Problem to work on: Repeat all entries exactly.

━━━━

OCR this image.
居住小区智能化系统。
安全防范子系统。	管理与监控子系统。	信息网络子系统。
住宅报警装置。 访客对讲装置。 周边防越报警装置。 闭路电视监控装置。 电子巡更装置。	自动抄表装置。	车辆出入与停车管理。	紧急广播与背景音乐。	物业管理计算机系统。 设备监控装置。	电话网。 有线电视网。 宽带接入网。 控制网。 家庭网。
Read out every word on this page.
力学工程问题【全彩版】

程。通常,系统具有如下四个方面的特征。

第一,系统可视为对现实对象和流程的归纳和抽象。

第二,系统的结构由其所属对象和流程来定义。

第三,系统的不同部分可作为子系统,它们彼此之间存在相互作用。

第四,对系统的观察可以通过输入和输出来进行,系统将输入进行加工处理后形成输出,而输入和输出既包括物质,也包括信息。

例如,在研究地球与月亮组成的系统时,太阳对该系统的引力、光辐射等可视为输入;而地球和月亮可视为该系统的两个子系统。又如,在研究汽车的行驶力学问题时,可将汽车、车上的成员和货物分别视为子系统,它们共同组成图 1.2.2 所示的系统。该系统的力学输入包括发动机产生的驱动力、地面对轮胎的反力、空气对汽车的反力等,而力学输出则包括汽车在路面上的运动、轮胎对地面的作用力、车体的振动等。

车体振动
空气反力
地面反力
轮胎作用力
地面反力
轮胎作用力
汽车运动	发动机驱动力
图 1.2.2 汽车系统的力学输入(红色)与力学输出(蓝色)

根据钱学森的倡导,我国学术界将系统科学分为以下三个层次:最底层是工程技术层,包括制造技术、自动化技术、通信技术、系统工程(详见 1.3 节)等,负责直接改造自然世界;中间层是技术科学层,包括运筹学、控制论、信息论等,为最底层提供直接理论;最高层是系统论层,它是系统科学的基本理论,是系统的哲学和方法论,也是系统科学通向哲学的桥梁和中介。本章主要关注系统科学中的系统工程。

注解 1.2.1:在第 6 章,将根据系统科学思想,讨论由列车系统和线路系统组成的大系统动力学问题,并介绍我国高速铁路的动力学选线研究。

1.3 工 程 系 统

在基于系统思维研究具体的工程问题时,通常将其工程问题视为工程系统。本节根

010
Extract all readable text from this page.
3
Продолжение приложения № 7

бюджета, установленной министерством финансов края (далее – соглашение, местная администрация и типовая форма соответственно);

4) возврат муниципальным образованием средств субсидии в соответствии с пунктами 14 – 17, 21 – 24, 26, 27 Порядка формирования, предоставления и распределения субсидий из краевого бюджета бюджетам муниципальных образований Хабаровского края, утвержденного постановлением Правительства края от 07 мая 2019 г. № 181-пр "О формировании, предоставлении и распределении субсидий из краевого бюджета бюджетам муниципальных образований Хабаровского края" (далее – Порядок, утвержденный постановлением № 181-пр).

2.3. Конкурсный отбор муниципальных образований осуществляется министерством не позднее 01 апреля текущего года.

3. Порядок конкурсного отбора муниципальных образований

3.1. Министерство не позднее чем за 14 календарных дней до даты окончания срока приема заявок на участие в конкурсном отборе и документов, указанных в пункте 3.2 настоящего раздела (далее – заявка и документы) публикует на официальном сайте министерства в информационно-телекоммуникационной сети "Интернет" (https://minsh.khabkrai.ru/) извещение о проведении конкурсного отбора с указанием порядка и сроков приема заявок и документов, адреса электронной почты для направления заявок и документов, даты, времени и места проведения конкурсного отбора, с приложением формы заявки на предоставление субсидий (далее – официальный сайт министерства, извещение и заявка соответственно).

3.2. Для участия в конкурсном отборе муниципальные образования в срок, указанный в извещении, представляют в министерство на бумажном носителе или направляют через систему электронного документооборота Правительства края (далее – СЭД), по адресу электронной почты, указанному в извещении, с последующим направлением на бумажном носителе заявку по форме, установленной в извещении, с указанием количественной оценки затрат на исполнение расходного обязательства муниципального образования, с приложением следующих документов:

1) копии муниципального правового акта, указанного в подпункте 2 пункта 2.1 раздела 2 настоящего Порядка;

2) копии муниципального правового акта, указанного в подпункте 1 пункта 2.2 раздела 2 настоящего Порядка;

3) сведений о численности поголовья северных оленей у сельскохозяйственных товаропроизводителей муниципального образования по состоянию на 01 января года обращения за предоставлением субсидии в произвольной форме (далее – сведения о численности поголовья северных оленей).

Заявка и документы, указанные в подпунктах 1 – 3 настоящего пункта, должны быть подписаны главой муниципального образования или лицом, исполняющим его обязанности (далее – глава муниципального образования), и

━━━━

Response:
OCR this image.
居住小区智能化系统。
安全防范子系统。	管理与监控子系统。	信息网络子系统。
住宅报警装置。 访客对讲装置。 周边防越报警装置。 闭路电视监控装置。 电子巡更装置。	自动抄表装置。	车辆出入与停车管理。	紧急广播与背景音乐。	物业管理计算机系统。 设备监控装置。	电话网。 有线电视网。 宽带接入网。 控制网。 家庭网。
Read out every word on this page.
力学工程问题【全彩版】

程。通常,系统具有如下四个方面的特征。

第一,系统可视为对现实对象和流程的归纳和抽象。

第二,系统的结构由其所属对象和流程来定义。

第三,系统的不同部分可作为子系统,它们彼此之间存在相互作用。

第四,对系统的观察可以通过输入和输出来进行,系统将输入进行加工处理后形成输出,而输入和输出既包括物质,也包括信息。

例如,在研究地球与月亮组成的系统时,太阳对该系统的引力、光辐射等可视为输入;而地球和月亮可视为该系统的两个子系统。又如,在研究汽车的行驶力学问题时,可将汽车、车上的成员和货物分别视为子系统,它们共同组成图 1.2.2 所示的系统。该系统的力学输入包括发动机产生的驱动力、地面对轮胎的反力、空气对汽车的反力等,而力学输出则包括汽车在路面上的运动、轮胎对地面的作用力、车体的振动等。

车体振动
空气反力
地面反力
轮胎作用力
地面反力
轮胎作用力
汽车运动	发动机驱动力
图 1.2.2 汽车系统的力学输入(红色)与力学输出(蓝色)

根据钱学森的倡导,我国学术界将系统科学分为以下三个层次:最底层是工程技术层,包括制造技术、自动化技术、通信技术、系统工程(详见 1.3 节)等,负责直接改造自然世界;中间层是技术科学层,包括运筹学、控制论、信息论等,为最底层提供直接理论;最高层是系统论层,它是系统科学的基本理论,是系统的哲学和方法论,也是系统科学通向哲学的桥梁和中介。本章主要关注系统科学中的系统工程。

注解 1.2.1:在第 6 章,将根据系统科学思想,讨论由列车系统和线路系统组成的大系统动力学问题,并介绍我国高速铁路的动力学选线研究。

1.3 工 程 系 统

在基于系统思维研究具体的工程问题时,通常将其工程问题视为工程系统。本节根

010
Extract all readable text from this page.
3
Продолжение приложения № 7

бюджета, установленной министерством финансов края (далее – соглашение, местная администрация и типовая форма соответственно);

4) возврат муниципальным образованием средств субсидии в соответствии с пунктами 14 – 17, 21 – 24, 26, 27 Порядка формирования, предоставления и распределения субсидий из краевого бюджета бюджетам муниципальных образований Хабаровского края, утвержденного постановлением Правительства края от 07 мая 2019 г. № 181-пр "О формировании, предоставлении и распределении субсидий из краевого бюджета бюджетам муниципальных образований Хабаровского края" (далее – Порядок, утвержденный постановлением № 181-пр).

2.3. Конкурсный отбор муниципальных образований осуществляется министерством не позднее 01 апреля текущего года.

3. Порядок конкурсного отбора муниципальных образований

3.1. Министерство не позднее чем за 14 календарных дней до даты окончания срока приема заявок на участие в конкурсном отборе и документов, указанных в пункте 3.2 настоящего раздела (далее – заявка и документы) публикует на официальном сайте министерства в информационно-телекоммуникационной сети "Интернет" (https://minsh.khabkrai.ru/) извещение о проведении конкурсного отбора с указанием порядка и сроков приема заявок и документов, адреса электронной почты для направления заявок и документов, даты, времени и места проведения конкурсного отбора, с приложением формы заявки на предоставление субсидий (далее – официальный сайт министерства, извещение и заявка соответственно).

3.2. Для участия в конкурсном отборе муниципальные образования в срок, указанный в извещении, представляют в министерство на бумажном носителе или направляют через систему электронного документооборота Правительства края (далее – СЭД), по адресу электронной почты, указанному в извещении, с последующим направлением на бумажном носителе заявку по форме, установленной в извещении, с указанием количественной оценки затрат на исполнение расходного обязательства муниципального образования, с приложением следующих документов:

1) копии муниципального правового акта, указанного в подпункте 2 пункта 2.1 раздела 2 настоящего Порядка;

2) копии муниципального правового акта, указанного в подпункте 1 пункта 2.2 раздела 2 настоящего Порядка;

3) сведений о численности поголовья северных оленей у сельскохозяйственных товаропроизводителей муниципального образования по состоянию на 01 января года обращения за предоставлением субсидии в произвольной форме (далее – сведения о численности поголовья северных оленей).

Заявка и документы, указанные в подпунктах 1 – 3 настоящего пункта, должны быть подписаны главой муниципального образования или лицом, исполняющим его обязанности (далее – глава муниципального образования), и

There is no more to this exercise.